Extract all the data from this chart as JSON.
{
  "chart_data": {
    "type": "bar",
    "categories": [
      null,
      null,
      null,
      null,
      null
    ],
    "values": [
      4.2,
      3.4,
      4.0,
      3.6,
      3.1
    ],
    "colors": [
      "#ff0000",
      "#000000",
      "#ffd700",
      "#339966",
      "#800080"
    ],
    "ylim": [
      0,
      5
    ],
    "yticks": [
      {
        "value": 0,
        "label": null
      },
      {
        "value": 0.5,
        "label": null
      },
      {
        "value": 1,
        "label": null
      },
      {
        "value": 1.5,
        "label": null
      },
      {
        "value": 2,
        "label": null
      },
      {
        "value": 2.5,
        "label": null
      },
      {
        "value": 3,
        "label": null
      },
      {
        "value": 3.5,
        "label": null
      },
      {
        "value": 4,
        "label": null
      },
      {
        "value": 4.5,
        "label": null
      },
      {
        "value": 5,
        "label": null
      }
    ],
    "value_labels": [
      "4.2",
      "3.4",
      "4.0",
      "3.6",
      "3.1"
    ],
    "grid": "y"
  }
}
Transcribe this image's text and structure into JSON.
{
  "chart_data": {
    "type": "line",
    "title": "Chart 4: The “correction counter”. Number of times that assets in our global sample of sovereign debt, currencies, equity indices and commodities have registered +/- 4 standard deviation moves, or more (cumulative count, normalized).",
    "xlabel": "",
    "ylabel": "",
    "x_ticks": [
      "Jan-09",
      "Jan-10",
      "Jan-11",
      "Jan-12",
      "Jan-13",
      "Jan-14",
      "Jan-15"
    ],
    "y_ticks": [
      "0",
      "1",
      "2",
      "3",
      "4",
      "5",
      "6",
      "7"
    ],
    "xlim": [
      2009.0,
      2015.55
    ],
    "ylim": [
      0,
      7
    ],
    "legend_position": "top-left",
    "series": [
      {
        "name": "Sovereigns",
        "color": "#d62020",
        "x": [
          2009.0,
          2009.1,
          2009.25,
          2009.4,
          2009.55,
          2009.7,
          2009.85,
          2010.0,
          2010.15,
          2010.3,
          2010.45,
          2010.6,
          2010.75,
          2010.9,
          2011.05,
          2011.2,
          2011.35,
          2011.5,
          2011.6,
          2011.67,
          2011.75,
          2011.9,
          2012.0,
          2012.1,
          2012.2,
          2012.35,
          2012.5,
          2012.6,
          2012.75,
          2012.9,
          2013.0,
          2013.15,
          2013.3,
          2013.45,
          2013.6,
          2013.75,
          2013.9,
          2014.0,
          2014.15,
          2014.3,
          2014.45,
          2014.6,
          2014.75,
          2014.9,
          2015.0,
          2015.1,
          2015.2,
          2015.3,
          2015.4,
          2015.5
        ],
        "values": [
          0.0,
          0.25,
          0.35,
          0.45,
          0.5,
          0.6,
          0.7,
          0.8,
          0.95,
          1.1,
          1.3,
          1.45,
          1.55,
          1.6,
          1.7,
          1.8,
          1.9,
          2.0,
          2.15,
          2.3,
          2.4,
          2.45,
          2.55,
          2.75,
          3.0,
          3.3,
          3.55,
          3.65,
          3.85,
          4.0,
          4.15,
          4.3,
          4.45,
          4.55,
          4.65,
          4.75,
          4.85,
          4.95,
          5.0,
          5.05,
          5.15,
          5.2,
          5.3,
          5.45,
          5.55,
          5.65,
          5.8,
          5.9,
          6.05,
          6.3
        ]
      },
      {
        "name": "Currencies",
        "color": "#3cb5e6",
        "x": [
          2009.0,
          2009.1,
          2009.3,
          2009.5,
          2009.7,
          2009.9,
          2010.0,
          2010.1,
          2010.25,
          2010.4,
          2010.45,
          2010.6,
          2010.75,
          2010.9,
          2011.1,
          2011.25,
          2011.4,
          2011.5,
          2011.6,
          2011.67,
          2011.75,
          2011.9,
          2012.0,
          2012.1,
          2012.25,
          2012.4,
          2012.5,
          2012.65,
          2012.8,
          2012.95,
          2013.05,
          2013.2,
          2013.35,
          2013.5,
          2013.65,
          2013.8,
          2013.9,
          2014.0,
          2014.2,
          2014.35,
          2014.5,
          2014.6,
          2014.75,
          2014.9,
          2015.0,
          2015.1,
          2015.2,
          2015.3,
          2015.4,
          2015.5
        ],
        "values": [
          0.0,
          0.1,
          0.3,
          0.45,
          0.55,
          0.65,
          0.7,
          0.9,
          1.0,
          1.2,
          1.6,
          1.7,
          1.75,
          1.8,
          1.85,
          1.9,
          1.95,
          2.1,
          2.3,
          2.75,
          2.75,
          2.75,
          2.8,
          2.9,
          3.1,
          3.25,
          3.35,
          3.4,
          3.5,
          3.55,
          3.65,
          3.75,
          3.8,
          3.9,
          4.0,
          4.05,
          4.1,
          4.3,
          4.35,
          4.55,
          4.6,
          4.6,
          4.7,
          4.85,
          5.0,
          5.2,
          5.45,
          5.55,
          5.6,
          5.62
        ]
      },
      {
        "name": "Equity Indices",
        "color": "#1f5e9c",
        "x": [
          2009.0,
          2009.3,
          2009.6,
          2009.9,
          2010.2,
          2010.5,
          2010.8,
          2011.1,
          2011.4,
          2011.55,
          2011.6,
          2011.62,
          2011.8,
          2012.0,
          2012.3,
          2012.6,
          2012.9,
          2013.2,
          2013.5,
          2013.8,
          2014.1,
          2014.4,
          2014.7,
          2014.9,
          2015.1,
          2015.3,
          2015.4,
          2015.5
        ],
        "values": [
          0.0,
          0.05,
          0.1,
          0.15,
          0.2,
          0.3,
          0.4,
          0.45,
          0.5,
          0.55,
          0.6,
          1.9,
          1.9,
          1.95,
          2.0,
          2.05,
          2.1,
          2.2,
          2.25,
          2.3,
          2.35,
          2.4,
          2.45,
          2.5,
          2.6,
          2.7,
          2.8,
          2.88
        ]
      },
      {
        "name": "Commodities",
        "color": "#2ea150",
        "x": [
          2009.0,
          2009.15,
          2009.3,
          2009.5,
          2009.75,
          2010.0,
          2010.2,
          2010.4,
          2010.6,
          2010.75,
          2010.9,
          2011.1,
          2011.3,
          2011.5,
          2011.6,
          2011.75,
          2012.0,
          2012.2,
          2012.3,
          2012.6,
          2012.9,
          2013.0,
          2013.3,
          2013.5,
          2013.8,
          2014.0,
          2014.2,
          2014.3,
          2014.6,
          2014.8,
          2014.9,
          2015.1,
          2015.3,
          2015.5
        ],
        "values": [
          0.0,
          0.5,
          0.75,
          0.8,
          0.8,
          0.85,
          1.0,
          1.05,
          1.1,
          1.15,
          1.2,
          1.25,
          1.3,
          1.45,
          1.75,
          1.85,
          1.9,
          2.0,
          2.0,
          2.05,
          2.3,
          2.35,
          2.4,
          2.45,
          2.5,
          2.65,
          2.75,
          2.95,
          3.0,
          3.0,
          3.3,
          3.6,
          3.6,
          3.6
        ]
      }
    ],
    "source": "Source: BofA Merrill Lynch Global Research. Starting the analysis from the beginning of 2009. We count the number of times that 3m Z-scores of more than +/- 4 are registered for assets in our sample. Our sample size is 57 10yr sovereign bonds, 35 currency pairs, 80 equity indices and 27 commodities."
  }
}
....
▶ _Task description_
Your task is to quote all of the data word for word.

▶ _Response to this exercise_
Extract all the data from this chart as JSON.
{
  "chart_data": {
    "type": "bar",
    "categories": [
      null,
      null,
      null,
      null,
      null
    ],
    "values": [
      4.2,
      3.4,
      4.0,
      3.6,
      3.1
    ],
    "colors": [
      "#ff0000",
      "#000000",
      "#ffd700",
      "#339966",
      "#800080"
    ],
    "ylim": [
      0,
      5
    ],
    "yticks": [
      {
        "value": 0,
        "label": null
      },
      {
        "value": 0.5,
        "label": null
      },
      {
        "value": 1,
        "label": null
      },
      {
        "value": 1.5,
        "label": null
      },
      {
        "value": 2,
        "label": null
      },
      {
        "value": 2.5,
        "label": null
      },
      {
        "value": 3,
        "label": null
      },
      {
        "value": 3.5,
        "label": null
      },
      {
        "value": 4,
        "label": null
      },
      {
        "value": 4.5,
        "label": null
      },
      {
        "value": 5,
        "label": null
      }
    ],
    "value_labels": [
      "4.2",
      "3.4",
      "4.0",
      "3.6",
      "3.1"
    ],
    "grid": "y"
  }
}
Transcribe this image's text and structure into JSON.
{
  "chart_data": {
    "type": "line",
    "title": "Chart 4: The “correction counter”. Number of times that assets in our global sample of sovereign debt, currencies, equity indices and commodities have registered +/- 4 standard deviation moves, or more (cumulative count, normalized).",
    "xlabel": "",
    "ylabel": "",
    "x_ticks": [
      "Jan-09",
      "Jan-10",
      "Jan-11",
      "Jan-12",
      "Jan-13",
      "Jan-14",
      "Jan-15"
    ],
    "y_ticks": [
      "0",
      "1",
      "2",
      "3",
      "4",
      "5",
      "6",
      "7"
    ],
    "xlim": [
      2009.0,
      2015.55
    ],
    "ylim": [
      0,
      7
    ],
    "legend_position": "top-left",
    "series": [
      {
        "name": "Sovereigns",
        "color": "#d62020",
        "x": [
          2009.0,
          2009.1,
          2009.25,
          2009.4,
          2009.55,
          2009.7,
          2009.85,
          2010.0,
          2010.15,
          2010.3,
          2010.45,
          2010.6,
          2010.75,
          2010.9,
          2011.05,
          2011.2,
          2011.35,
          2011.5,
          2011.6,
          2011.67,
          2011.75,
          2011.9,
          2012.0,
          2012.1,
          2012.2,
          2012.35,
          2012.5,
          2012.6,
          2012.75,
          2012.9,
          2013.0,
          2013.15,
          2013.3,
          2013.45,
          2013.6,
          2013.75,
          2013.9,
          2014.0,
          2014.15,
          2014.3,
          2014.45,
          2014.6,
          2014.75,
          2014.9,
          2015.0,
          2015.1,
          2015.2,
          2015.3,
          2015.4,
          2015.5
        ],
        "values": [
          0.0,
          0.25,
          0.35,
          0.45,
          0.5,
          0.6,
          0.7,
          0.8,
          0.95,
          1.1,
          1.3,
          1.45,
          1.55,
          1.6,
          1.7,
          1.8,
          1.9,
          2.0,
          2.15,
          2.3,
          2.4,
          2.45,
          2.55,
          2.75,
          3.0,
          3.3,
          3.55,
          3.65,
          3.85,
          4.0,
          4.15,
          4.3,
          4.45,
          4.55,
          4.65,
          4.75,
          4.85,
          4.95,
          5.0,
          5.05,
          5.15,
          5.2,
          5.3,
          5.45,
          5.55,
          5.65,
          5.8,
          5.9,
          6.05,
          6.3
        ]
      },
      {
        "name": "Currencies",
        "color": "#3cb5e6",
        "x": [
          2009.0,
          2009.1,
          2009.3,
          2009.5,
          2009.7,
          2009.9,
          2010.0,
          2010.1,
          2010.25,
          2010.4,
          2010.45,
          2010.6,
          2010.75,
          2010.9,
          2011.1,
          2011.25,
          2011.4,
          2011.5,
          2011.6,
          2011.67,
          2011.75,
          2011.9,
          2012.0,
          2012.1,
          2012.25,
          2012.4,
          2012.5,
          2012.65,
          2012.8,
          2012.95,
          2013.05,
          2013.2,
          2013.35,
          2013.5,
          2013.65,
          2013.8,
          2013.9,
          2014.0,
          2014.2,
          2014.35,
          2014.5,
          2014.6,
          2014.75,
          2014.9,
          2015.0,
          2015.1,
          2015.2,
          2015.3,
          2015.4,
          2015.5
        ],
        "values": [
          0.0,
          0.1,
          0.3,
          0.45,
          0.55,
          0.65,
          0.7,
          0.9,
          1.0,
          1.2,
          1.6,
          1.7,
          1.75,
          1.8,
          1.85,
          1.9,
          1.95,
          2.1,
          2.3,
          2.75,
          2.75,
          2.75,
          2.8,
          2.9,
          3.1,
          3.25,
          3.35,
          3.4,
          3.5,
          3.55,
          3.65,
          3.75,
          3.8,
          3.9,
          4.0,
          4.05,
          4.1,
          4.3,
          4.35,
          4.55,
          4.6,
          4.6,
          4.7,
          4.85,
          5.0,
          5.2,
          5.45,
          5.55,
          5.6,
          5.62
        ]
      },
      {
        "name": "Equity Indices",
        "color": "#1f5e9c",
        "x": [
          2009.0,
          2009.3,
          2009.6,
          2009.9,
          2010.2,
          2010.5,
          2010.8,
          2011.1,
          2011.4,
          2011.55,
          2011.6,
          2011.62,
          2011.8,
          2012.0,
          2012.3,
          2012.6,
          2012.9,
          2013.2,
          2013.5,
          2013.8,
          2014.1,
          2014.4,
          2014.7,
          2014.9,
          2015.1,
          2015.3,
          2015.4,
          2015.5
        ],
        "values": [
          0.0,
          0.05,
          0.1,
          0.15,
          0.2,
          0.3,
          0.4,
          0.45,
          0.5,
          0.55,
          0.6,
          1.9,
          1.9,
          1.95,
          2.0,
          2.05,
          2.1,
          2.2,
          2.25,
          2.3,
          2.35,
          2.4,
          2.45,
          2.5,
          2.6,
          2.7,
          2.8,
          2.88
        ]
      },
      {
        "name": "Commodities",
        "color": "#2ea150",
        "x": [
          2009.0,
          2009.15,
          2009.3,
          2009.5,
          2009.75,
          2010.0,
          2010.2,
          2010.4,
          2010.6,
          2010.75,
          2010.9,
          2011.1,
          2011.3,
          2011.5,
          2011.6,
          2011.75,
          2012.0,
          2012.2,
          2012.3,
          2012.6,
          2012.9,
          2013.0,
          2013.3,
          2013.5,
          2013.8,
          2014.0,
          2014.2,
          2014.3,
          2014.6,
          2014.8,
          2014.9,
          2015.1,
          2015.3,
          2015.5
        ],
        "values": [
          0.0,
          0.5,
          0.75,
          0.8,
          0.8,
          0.85,
          1.0,
          1.05,
          1.1,
          1.15,
          1.2,
          1.25,
          1.3,
          1.45,
          1.75,
          1.85,
          1.9,
          2.0,
          2.0,
          2.05,
          2.3,
          2.35,
          2.4,
          2.45,
          2.5,
          2.65,
          2.75,
          2.95,
          3.0,
          3.0,
          3.3,
          3.6,
          3.6,
          3.6
        ]
      }
    ],
    "source": "Source: BofA Merrill Lynch Global Research. Starting the analysis from the beginning of 2009. We count the number of times that 3m Z-scores of more than +/- 4 are registered for assets in our sample. Our sample size is 57 10yr sovereign bonds, 35 currency pairs, 80 equity indices and 27 commodities."
  }
}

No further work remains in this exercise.